### Exercise prompt
Can you copy out the data exactly? Leave the images out.

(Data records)
◇ ◇ ◇ ◇ ◇ ◇ ◇
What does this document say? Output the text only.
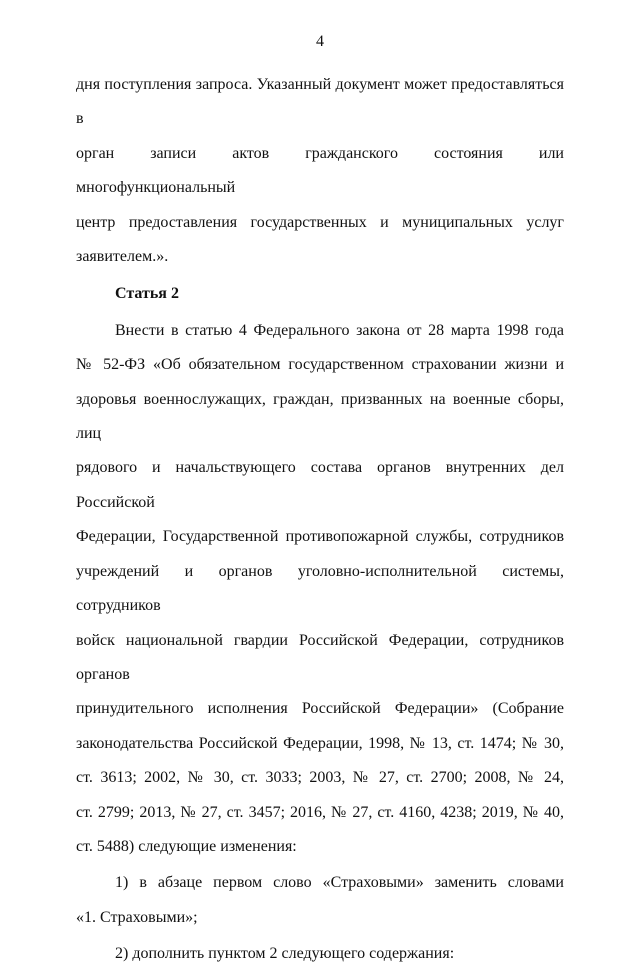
4
дня поступления запроса. Указанный документ может предоставляться в
орган записи актов гражданского состояния или многофункциональный
центр предоставления государственных и муниципальных услуг
заявителем.».
Статья 2
Внести в статью 4 Федерального закона от 28 марта 1998 года
№ 52-ФЗ «Об обязательном государственном страховании жизни и
здоровья военнослужащих, граждан, призванных на военные сборы, лиц
рядового и начальствующего состава органов внутренних дел Российской
Федерации, Государственной противопожарной службы, сотрудников
учреждений и органов уголовно-исполнительной системы, сотрудников
войск национальной гвардии Российской Федерации, сотрудников органов
принудительного исполнения Российской Федерации» (Собрание
законодательства Российской Федерации, 1998, № 13, ст. 1474; № 30,
ст. 3613; 2002, № 30, ст. 3033; 2003, № 27, ст. 2700; 2008, № 24,
ст. 2799; 2013, № 27, ст. 3457; 2016, № 27, ст. 4160, 4238; 2019, № 40,
ст. 5488) следующие изменения:
1) в абзаце первом слово «Страховыми» заменить словами
«1. Страховыми»;
2) дополнить пунктом 2 следующего содержания:
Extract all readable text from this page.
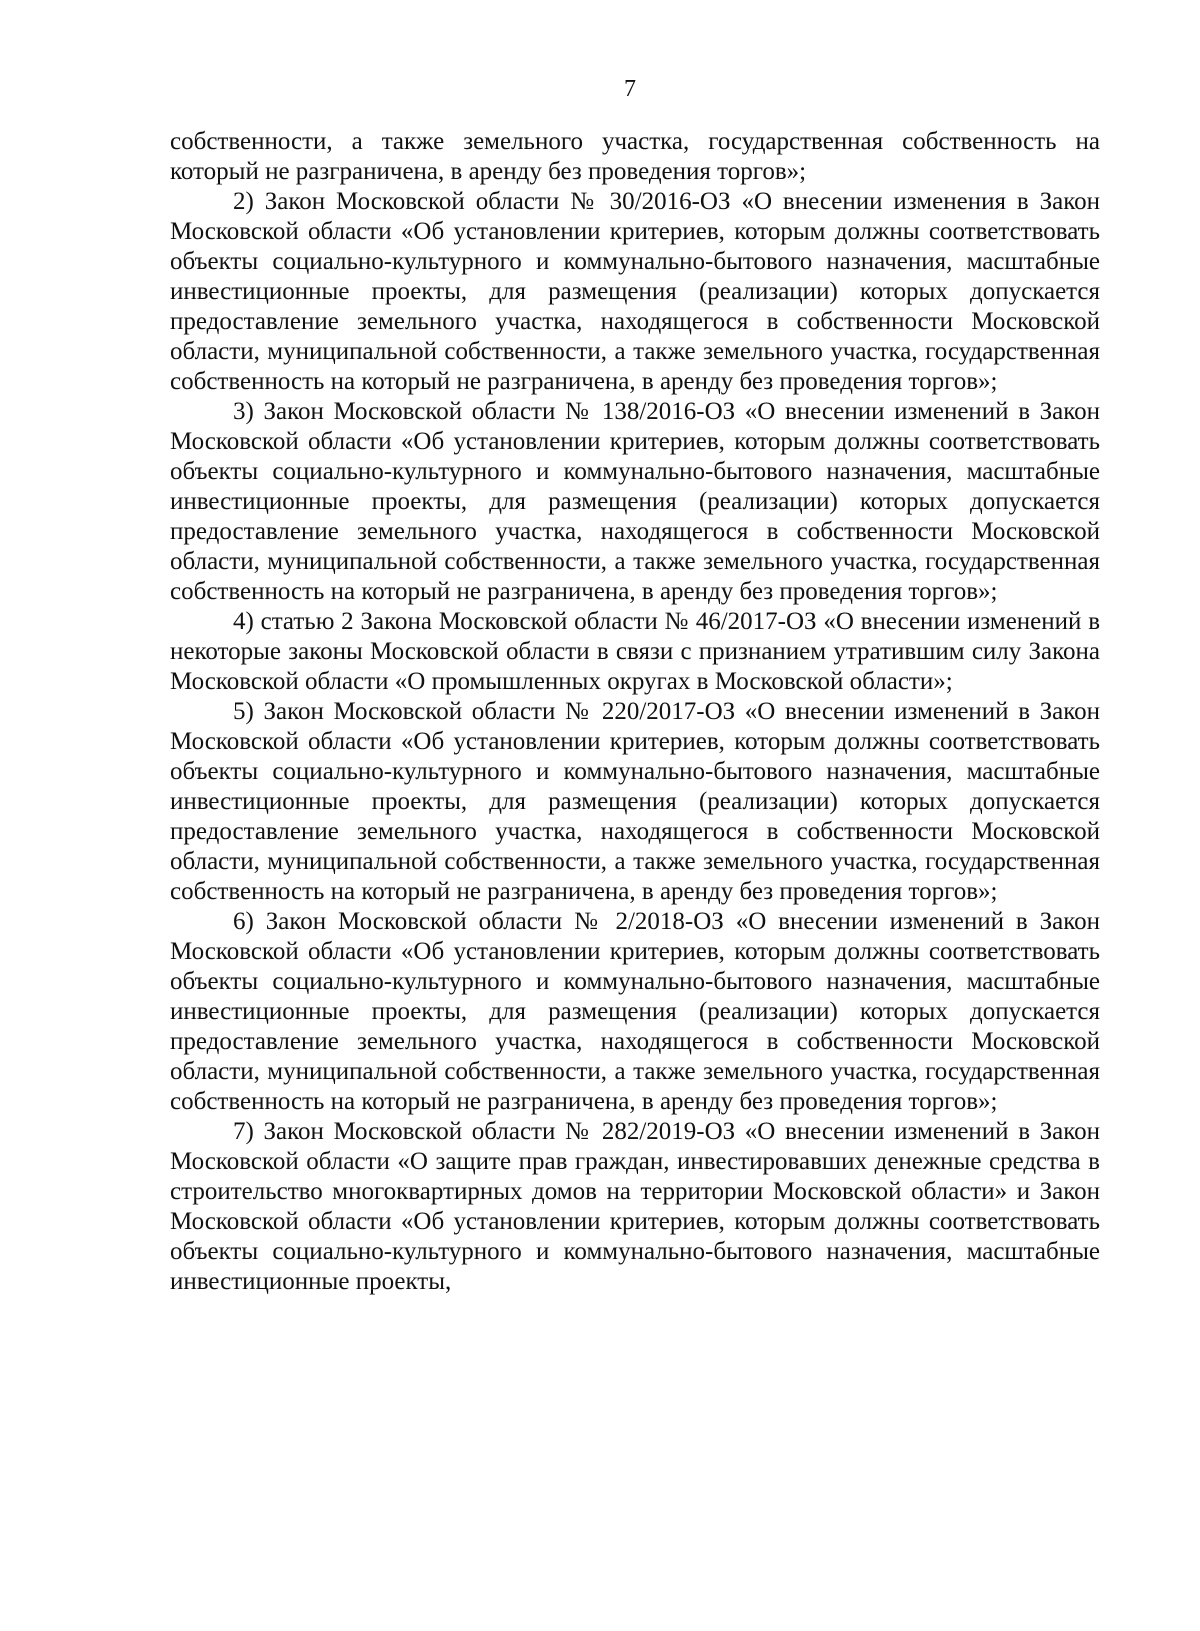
7

собственности, а также земельного участка, государственная собственность на который не разграничена, в аренду без проведения торгов»;

2) Закон Московской области № 30/2016-ОЗ «О внесении изменения в Закон Московской области «Об установлении критериев, которым должны соответствовать объекты социально-культурного и коммунально-бытового назначения, масштабные инвестиционные проекты, для размещения (реализации) которых допускается предоставление земельного участка, находящегося в собственности Московской области, муниципальной собственности, а также земельного участка, государственная собственность на который не разграничена, в аренду без проведения торгов»;

3) Закон Московской области № 138/2016-ОЗ «О внесении изменений в Закон Московской области «Об установлении критериев, которым должны соответствовать объекты социально-культурного и коммунально-бытового назначения, масштабные инвестиционные проекты, для размещения (реализации) которых допускается предоставление земельного участка, находящегося в собственности Московской области, муниципальной собственности, а также земельного участка, государственная собственность на который не разграничена, в аренду без проведения торгов»;

4) статью 2 Закона Московской области № 46/2017-ОЗ «О внесении изменений в некоторые законы Московской области в связи с признанием утратившим силу Закона Московской области «О промышленных округах в Московской области»;

5) Закон Московской области № 220/2017-ОЗ «О внесении изменений в Закон Московской области «Об установлении критериев, которым должны соответствовать объекты социально-культурного и коммунально-бытового назначения, масштабные инвестиционные проекты, для размещения (реализации) которых допускается предоставление земельного участка, находящегося в собственности Московской области, муниципальной собственности, а также земельного участка, государственная собственность на который не разграничена, в аренду без проведения торгов»;

6) Закон Московской области № 2/2018-ОЗ «О внесении изменений в Закон Московской области «Об установлении критериев, которым должны соответствовать объекты социально-культурного и коммунально-бытового назначения, масштабные инвестиционные проекты, для размещения (реализации) которых допускается предоставление земельного участка, находящегося в собственности Московской области, муниципальной собственности, а также земельного участка, государственная собственность на который не разграничена, в аренду без проведения торгов»;

7) Закон Московской области № 282/2019-ОЗ «О внесении изменений в Закон Московской области «О защите прав граждан, инвестировавших денежные средства в строительство многоквартирных домов на территории Московской области» и Закон Московской области «Об установлении критериев, которым должны соответствовать объекты социально-культурного и коммунально-бытового назначения, масштабные инвестиционные проекты,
◇ ◇ ◇ ◇ ◇ ◇ ◇
### Answer for the task
What does this document say? Output the text only.
4
дня поступления запроса. Указанный документ может предоставляться в
орган записи актов гражданского состояния или многофункциональный
центр предоставления государственных и муниципальных услуг
заявителем.».
Статья 2
Внести в статью 4 Федерального закона от 28 марта 1998 года
№ 52-ФЗ «Об обязательном государственном страховании жизни и
здоровья военнослужащих, граждан, призванных на военные сборы, лиц
рядового и начальствующего состава органов внутренних дел Российской
Федерации, Государственной противопожарной службы, сотрудников
учреждений и органов уголовно-исполнительной системы, сотрудников
войск национальной гвардии Российской Федерации, сотрудников органов
принудительного исполнения Российской Федерации» (Собрание
законодательства Российской Федерации, 1998, № 13, ст. 1474; № 30,
ст. 3613; 2002, № 30, ст. 3033; 2003, № 27, ст. 2700; 2008, № 24,
ст. 2799; 2013, № 27, ст. 3457; 2016, № 27, ст. 4160, 4238; 2019, № 40,
ст. 5488) следующие изменения:
1) в абзаце первом слово «Страховыми» заменить словами
«1. Страховыми»;
2) дополнить пунктом 2 следующего содержания:
Extract all readable text from this page.
7

собственности, а также земельного участка, государственная собственность на который не разграничена, в аренду без проведения торгов»;

2) Закон Московской области № 30/2016-ОЗ «О внесении изменения в Закон Московской области «Об установлении критериев, которым должны соответствовать объекты социально-культурного и коммунально-бытового назначения, масштабные инвестиционные проекты, для размещения (реализации) которых допускается предоставление земельного участка, находящегося в собственности Московской области, муниципальной собственности, а также земельного участка, государственная собственность на который не разграничена, в аренду без проведения торгов»;

3) Закон Московской области № 138/2016-ОЗ «О внесении изменений в Закон Московской области «Об установлении критериев, которым должны соответствовать объекты социально-культурного и коммунально-бытового назначения, масштабные инвестиционные проекты, для размещения (реализации) которых допускается предоставление земельного участка, находящегося в собственности Московской области, муниципальной собственности, а также земельного участка, государственная собственность на который не разграничена, в аренду без проведения торгов»;

4) статью 2 Закона Московской области № 46/2017-ОЗ «О внесении изменений в некоторые законы Московской области в связи с признанием утратившим силу Закона Московской области «О промышленных округах в Московской области»;

5) Закон Московской области № 220/2017-ОЗ «О внесении изменений в Закон Московской области «Об установлении критериев, которым должны соответствовать объекты социально-культурного и коммунально-бытового назначения, масштабные инвестиционные проекты, для размещения (реализации) которых допускается предоставление земельного участка, находящегося в собственности Московской области, муниципальной собственности, а также земельного участка, государственная собственность на который не разграничена, в аренду без проведения торгов»;

6) Закон Московской области № 2/2018-ОЗ «О внесении изменений в Закон Московской области «Об установлении критериев, которым должны соответствовать объекты социально-культурного и коммунально-бытового назначения, масштабные инвестиционные проекты, для размещения (реализации) которых допускается предоставление земельного участка, находящегося в собственности Московской области, муниципальной собственности, а также земельного участка, государственная собственность на который не разграничена, в аренду без проведения торгов»;

7) Закон Московской области № 282/2019-ОЗ «О внесении изменений в Закон Московской области «О защите прав граждан, инвестировавших денежные средства в строительство многоквартирных домов на территории Московской области» и Закон Московской области «Об установлении критериев, которым должны соответствовать объекты социально-культурного и коммунально-бытового назначения, масштабные инвестиционные проекты,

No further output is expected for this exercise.